- **Exercise**
All of the material below is to be restated word for word, apart from the pictures.

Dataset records
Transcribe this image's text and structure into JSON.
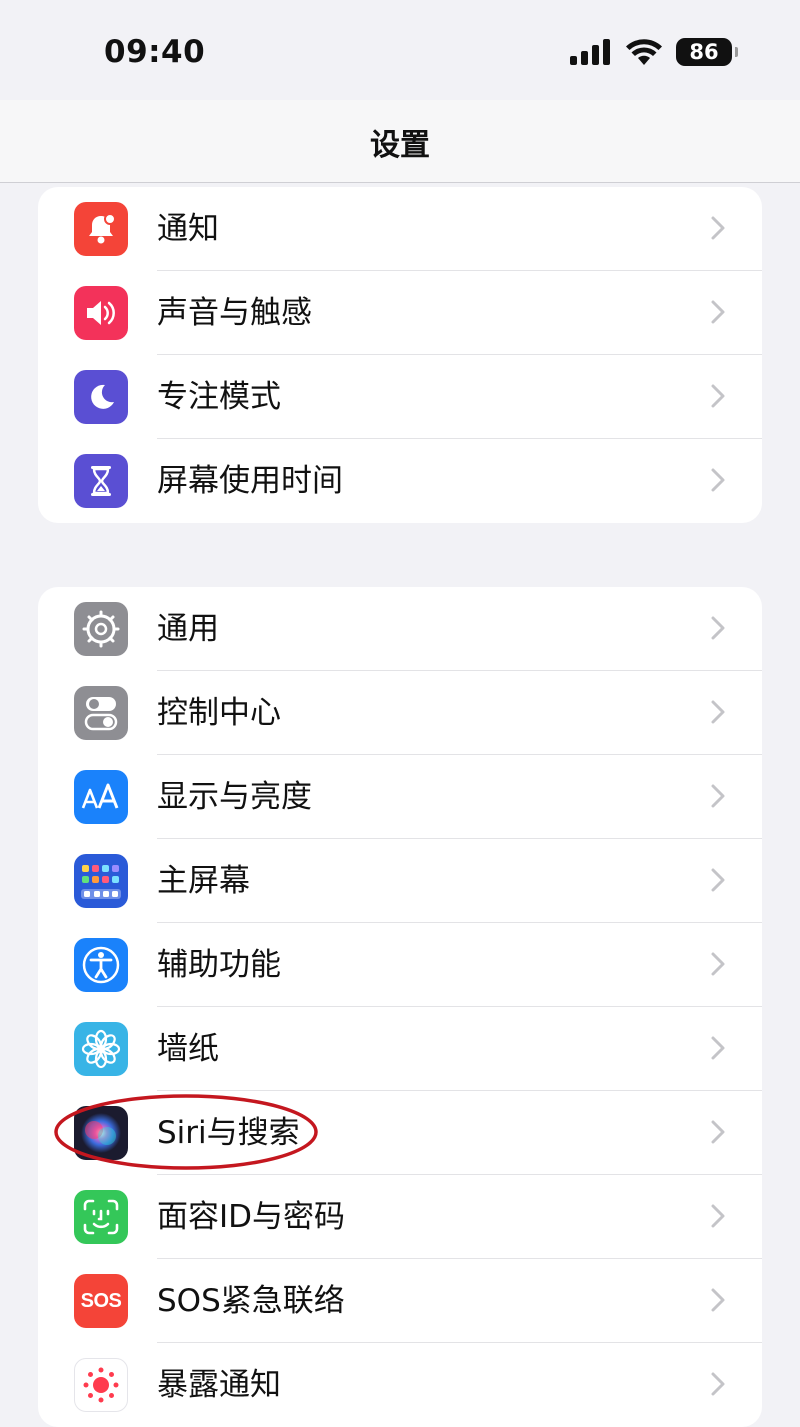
{
  "status_bar": {
    "time": "09:40",
    "battery": "86"
  },
  "nav": {
    "title": "设置"
  },
  "group1": [
    {
      "label": "通知",
      "icon": "notifications-icon",
      "color": "#f44438"
    },
    {
      "label": "声音与触感",
      "icon": "sound-icon",
      "color": "#f3325a"
    },
    {
      "label": "专注模式",
      "icon": "moon-icon",
      "color": "#5a4fd3"
    },
    {
      "label": "屏幕使用时间",
      "icon": "hourglass-icon",
      "color": "#5a4fd3"
    }
  ],
  "group2": [
    {
      "label": "通用",
      "icon": "gear-icon",
      "color": "#8e8e93"
    },
    {
      "label": "控制中心",
      "icon": "toggles-icon",
      "color": "#8e8e93"
    },
    {
      "label": "显示与亮度",
      "icon": "text-size-icon",
      "color": "#1a82fb"
    },
    {
      "label": "主屏幕",
      "icon": "home-screen-icon",
      "color": "#2a5ad8"
    },
    {
      "label": "辅助功能",
      "icon": "accessibility-icon",
      "color": "#1a82fb"
    },
    {
      "label": "墙纸",
      "icon": "wallpaper-flower-icon",
      "color": "#38b4e6"
    },
    {
      "label": "Siri与搜索",
      "icon": "siri-icon",
      "color": "#1b1b2f"
    },
    {
      "label": "面容ID与密码",
      "icon": "face-id-icon",
      "color": "#34c759"
    },
    {
      "label": "SOS紧急联络",
      "icon": "sos-icon",
      "color": "#f44438",
      "icon_text": "SOS"
    },
    {
      "label": "暴露通知",
      "icon": "exposure-icon",
      "color": "#ffffff"
    }
  ],
  "annotation": {
    "highlight_color": "#c4171f"
  }
}
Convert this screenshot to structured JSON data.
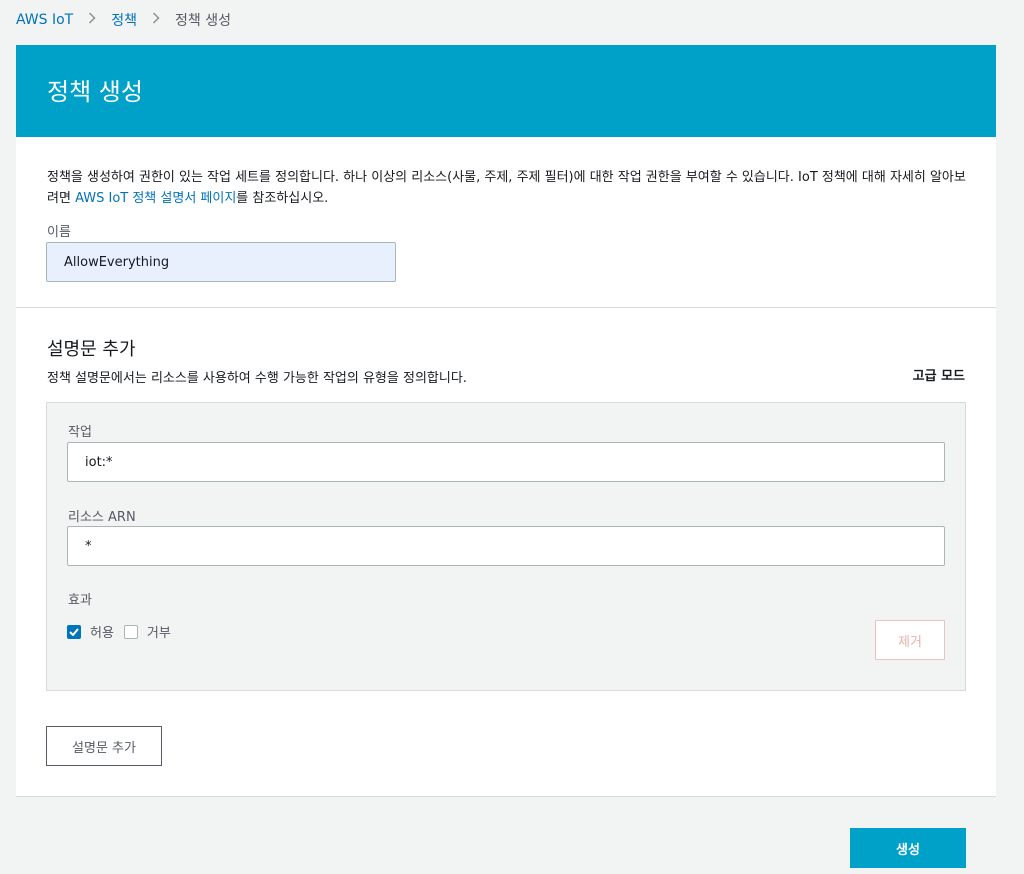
{
  "breadcrumb": {
    "items": [
      "AWS IoT",
      "정책",
      "정책 생성"
    ],
    "separator_icon": "chevron-right-icon"
  },
  "header": {
    "title": "정책 생성",
    "color": "#00a1c9"
  },
  "intro": {
    "text_before": "정책을 생성하여 권한이 있는 작업 세트를 정의합니다. 하나 이상의 리소스(사물, 주제, 주제 필터)에 대한 작업 권한을 부여할 수 있습니다. IoT 정책에 대해 자세히 알아보려면 ",
    "link": "AWS IoT 정책 설명서 페이지",
    "text_after": "를 참조하십시오."
  },
  "name_field": {
    "label": "이름",
    "value": "AllowEverything"
  },
  "statements_section": {
    "title": "설명문 추가",
    "description": "정책 설명문에서는 리소스를 사용하여 수행 가능한 작업의 유형을 정의합니다.",
    "advanced_mode": "고급 모드"
  },
  "statement": {
    "action_label": "작업",
    "action_value": "iot:*",
    "resource_label": "리소스 ARN",
    "resource_value": "*",
    "effect_label": "효과",
    "allow_label": "허용",
    "allow_checked": true,
    "deny_label": "거부",
    "deny_checked": false,
    "remove_label": "제거"
  },
  "add_statement_button": "설명문 추가",
  "create_button": "생성"
}
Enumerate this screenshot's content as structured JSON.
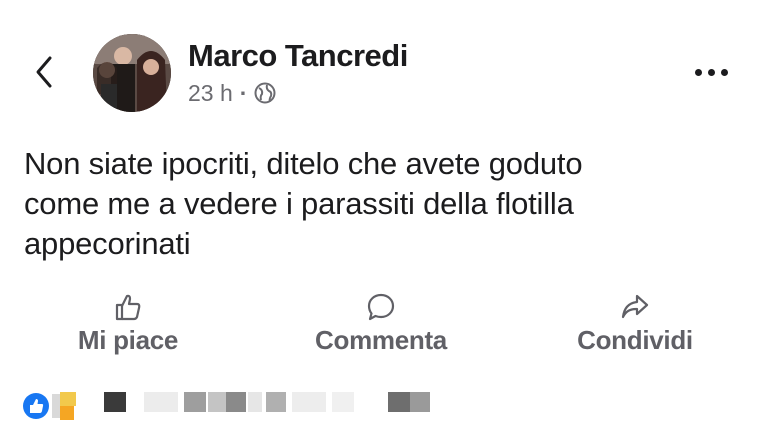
{
  "post": {
    "author": "Marco Tancredi",
    "time": "23 h",
    "separator": "·",
    "privacy_icon": "globe-icon",
    "text_lines": [
      "Non siate ipocriti, ditelo che avete goduto",
      "come me a vedere i parassiti della flotilla",
      "appecorinati"
    ]
  },
  "actions": {
    "like": {
      "label": "Mi piace",
      "icon": "thumbs-up-icon"
    },
    "comment": {
      "label": "Commenta",
      "icon": "speech-bubble-icon"
    },
    "share": {
      "label": "Condividi",
      "icon": "share-arrow-icon"
    }
  },
  "colors": {
    "text": "#1c1c1e",
    "secondary": "#606066",
    "like_blue": "#1877f2"
  }
}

- **Answer in full**
Transcribe this image's text and structure into JSON.
{
  "status_bar": {
    "time": "09:40",
    "battery": "86"
  },
  "nav": {
    "title": "设置"
  },
  "group1": [
    {
      "label": "通知",
      "icon": "notifications-icon",
      "color": "#f44438"
    },
    {
      "label": "声音与触感",
      "icon": "sound-icon",
      "color": "#f3325a"
    },
    {
      "label": "专注模式",
      "icon": "moon-icon",
      "color": "#5a4fd3"
    },
    {
      "label": "屏幕使用时间",
      "icon": "hourglass-icon",
      "color": "#5a4fd3"
    }
  ],
  "group2": [
    {
      "label": "通用",
      "icon": "gear-icon",
      "color": "#8e8e93"
    },
    {
      "label": "控制中心",
      "icon": "toggles-icon",
      "color": "#8e8e93"
    },
    {
      "label": "显示与亮度",
      "icon": "text-size-icon",
      "color": "#1a82fb"
    },
    {
      "label": "主屏幕",
      "icon": "home-screen-icon",
      "color": "#2a5ad8"
    },
    {
      "label": "辅助功能",
      "icon": "accessibility-icon",
      "color": "#1a82fb"
    },
    {
      "label": "墙纸",
      "icon": "wallpaper-flower-icon",
      "color": "#38b4e6"
    },
    {
      "label": "Siri与搜索",
      "icon": "siri-icon",
      "color": "#1b1b2f"
    },
    {
      "label": "面容ID与密码",
      "icon": "face-id-icon",
      "color": "#34c759"
    },
    {
      "label": "SOS紧急联络",
      "icon": "sos-icon",
      "color": "#f44438",
      "icon_text": "SOS"
    },
    {
      "label": "暴露通知",
      "icon": "exposure-icon",
      "color": "#ffffff"
    }
  ],
  "annotation": {
    "highlight_color": "#c4171f"
  }
}
Convert this screenshot to structured JSON data.
{
  "breadcrumb": {
    "items": [
      "AWS IoT",
      "정책",
      "정책 생성"
    ],
    "separator_icon": "chevron-right-icon"
  },
  "header": {
    "title": "정책 생성",
    "color": "#00a1c9"
  },
  "intro": {
    "text_before": "정책을 생성하여 권한이 있는 작업 세트를 정의합니다. 하나 이상의 리소스(사물, 주제, 주제 필터)에 대한 작업 권한을 부여할 수 있습니다. IoT 정책에 대해 자세히 알아보려면 ",
    "link": "AWS IoT 정책 설명서 페이지",
    "text_after": "를 참조하십시오."
  },
  "name_field": {
    "label": "이름",
    "value": "AllowEverything"
  },
  "statements_section": {
    "title": "설명문 추가",
    "description": "정책 설명문에서는 리소스를 사용하여 수행 가능한 작업의 유형을 정의합니다.",
    "advanced_mode": "고급 모드"
  },
  "statement": {
    "action_label": "작업",
    "action_value": "iot:*",
    "resource_label": "리소스 ARN",
    "resource_value": "*",
    "effect_label": "효과",
    "allow_label": "허용",
    "allow_checked": true,
    "deny_label": "거부",
    "deny_checked": false,
    "remove_label": "제거"
  },
  "add_statement_button": "설명문 추가",
  "create_button": "생성"
}
Enumerate this screenshot's content as structured JSON.
{
  "post": {
    "author": "Marco Tancredi",
    "time": "23 h",
    "separator": "·",
    "privacy_icon": "globe-icon",
    "text_lines": [
      "Non siate ipocriti, ditelo che avete goduto",
      "come me a vedere i parassiti della flotilla",
      "appecorinati"
    ]
  },
  "actions": {
    "like": {
      "label": "Mi piace",
      "icon": "thumbs-up-icon"
    },
    "comment": {
      "label": "Commenta",
      "icon": "speech-bubble-icon"
    },
    "share": {
      "label": "Condividi",
      "icon": "share-arrow-icon"
    }
  },
  "colors": {
    "text": "#1c1c1e",
    "secondary": "#606066",
    "like_blue": "#1877f2"
  }
}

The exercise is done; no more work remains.